Transcribe sin cambios el fragmento del texto sobre Goya que comienza con "Mientras tanto, Angélica" y continúa hasta "Historia para siempre.", ambos incluidos.

◆ Texto de lectura
• • • •

Pilar Martínez Manzanares.

1799, Madrid. Francisco de Goya y Lucientes, pintor de cámara del rey, publica un libro con ochenta enigmáticas imágenes titulado Los Caprichos. El contenido de sus páginas —una afilada crítica de la sociedad de la época, del pueblo crédulo, de la nobleza y del clero— empieza a correr por la ciudad como la pólvora. El escándalo llega a oídos de la Santa Inquisición, una institución ya en declive que decide enfrentarse a alguien tan célebre y respetado como Goya para demostrar que sigue conservando un enorme poder.

Mientras tanto, Angélica Diez llega a la corte huyendo de un oscuro pasado y acude a Goya para que la retrate. A pesar de su larga lista de espera, el maestro accede con una condición: también deberá posar para el encargo secreto de un poderoso político. El cuadro pasará a la posteridad como La maja desnuda. Pronto el artista y su misteriosa modelo se verán atrapados en una persecución sin tregua, repleta de conspiraciones y misterios, por las calles y los palacios de Madrid.

En una novela tan vibrante como extraordinariamente documentada, Luis Zueco nos descubre uno de los episodios menos conocidos de la vida del genio y nos transporta a un momento de inflexión para España, cuando el arte se convirtió en un espejo de la sociedad y, por lo tanto, en un arma capaz de cambiar la Historia para siempre.

• • • •

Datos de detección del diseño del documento

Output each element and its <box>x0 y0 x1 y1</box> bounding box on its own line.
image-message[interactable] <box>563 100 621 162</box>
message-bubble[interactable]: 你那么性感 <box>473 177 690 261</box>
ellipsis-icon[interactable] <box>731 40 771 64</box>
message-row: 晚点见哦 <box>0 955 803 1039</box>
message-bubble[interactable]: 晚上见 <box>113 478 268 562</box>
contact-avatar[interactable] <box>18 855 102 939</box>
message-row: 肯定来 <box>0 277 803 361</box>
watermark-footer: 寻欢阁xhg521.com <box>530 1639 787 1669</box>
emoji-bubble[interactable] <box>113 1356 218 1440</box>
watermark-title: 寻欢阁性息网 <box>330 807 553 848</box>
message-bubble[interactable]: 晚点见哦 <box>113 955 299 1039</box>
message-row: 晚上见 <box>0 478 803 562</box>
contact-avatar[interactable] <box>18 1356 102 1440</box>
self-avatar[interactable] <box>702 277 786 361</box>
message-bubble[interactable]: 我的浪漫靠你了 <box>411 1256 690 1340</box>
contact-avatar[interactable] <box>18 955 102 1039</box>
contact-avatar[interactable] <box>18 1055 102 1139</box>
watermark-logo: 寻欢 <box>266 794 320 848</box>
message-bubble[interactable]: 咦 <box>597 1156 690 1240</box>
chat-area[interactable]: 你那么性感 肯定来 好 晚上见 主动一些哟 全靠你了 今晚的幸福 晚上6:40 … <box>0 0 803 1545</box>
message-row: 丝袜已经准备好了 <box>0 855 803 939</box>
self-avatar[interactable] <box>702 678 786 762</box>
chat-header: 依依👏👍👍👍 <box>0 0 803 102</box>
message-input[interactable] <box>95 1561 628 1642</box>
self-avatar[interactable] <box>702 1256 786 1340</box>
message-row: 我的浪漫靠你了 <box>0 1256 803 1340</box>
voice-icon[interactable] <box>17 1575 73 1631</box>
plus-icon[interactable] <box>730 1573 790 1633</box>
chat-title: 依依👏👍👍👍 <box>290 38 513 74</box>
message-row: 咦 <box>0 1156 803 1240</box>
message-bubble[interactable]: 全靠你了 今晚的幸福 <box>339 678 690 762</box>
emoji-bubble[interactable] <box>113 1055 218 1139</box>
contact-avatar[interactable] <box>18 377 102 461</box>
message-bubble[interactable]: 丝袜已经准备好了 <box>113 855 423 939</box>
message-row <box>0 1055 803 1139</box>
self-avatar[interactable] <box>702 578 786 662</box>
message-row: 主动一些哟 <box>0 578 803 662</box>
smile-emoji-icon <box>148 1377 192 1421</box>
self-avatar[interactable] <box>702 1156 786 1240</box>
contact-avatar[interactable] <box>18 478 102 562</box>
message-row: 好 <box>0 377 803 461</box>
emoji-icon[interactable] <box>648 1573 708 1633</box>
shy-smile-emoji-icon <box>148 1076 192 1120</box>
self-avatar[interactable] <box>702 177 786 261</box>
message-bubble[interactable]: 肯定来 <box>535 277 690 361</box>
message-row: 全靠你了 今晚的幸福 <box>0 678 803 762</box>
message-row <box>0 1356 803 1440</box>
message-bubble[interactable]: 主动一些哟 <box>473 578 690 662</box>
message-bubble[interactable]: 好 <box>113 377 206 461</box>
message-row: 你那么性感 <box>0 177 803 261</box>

• • • •

◆ Resultado del ejercicio
Mientras tanto, Angélica Diez llega a la corte huyendo de un oscuro pasado y acude a Goya para que la retrate. A pesar de su larga lista de espera, el maestro accede con una condición: también deberá posar para el encargo secreto de un poderoso político. El cuadro pasará a la posteridad como La maja desnuda. Pronto el artista y su misteriosa modelo se verán atrapados en una persecución sin tregua, repleta de conspiraciones y misterios, por las calles y los palacios de Madrid.

En una novela tan vibrante como extraordinariamente documentada, Luis Zueco nos descubre uno de los episodios menos conocidos de la vida del genio y nos transporta a un momento de inflexión para España, cuando el arte se convirtió en un espejo de la sociedad y, por lo tanto, en un arma capaz de cambiar la Historia para siempre.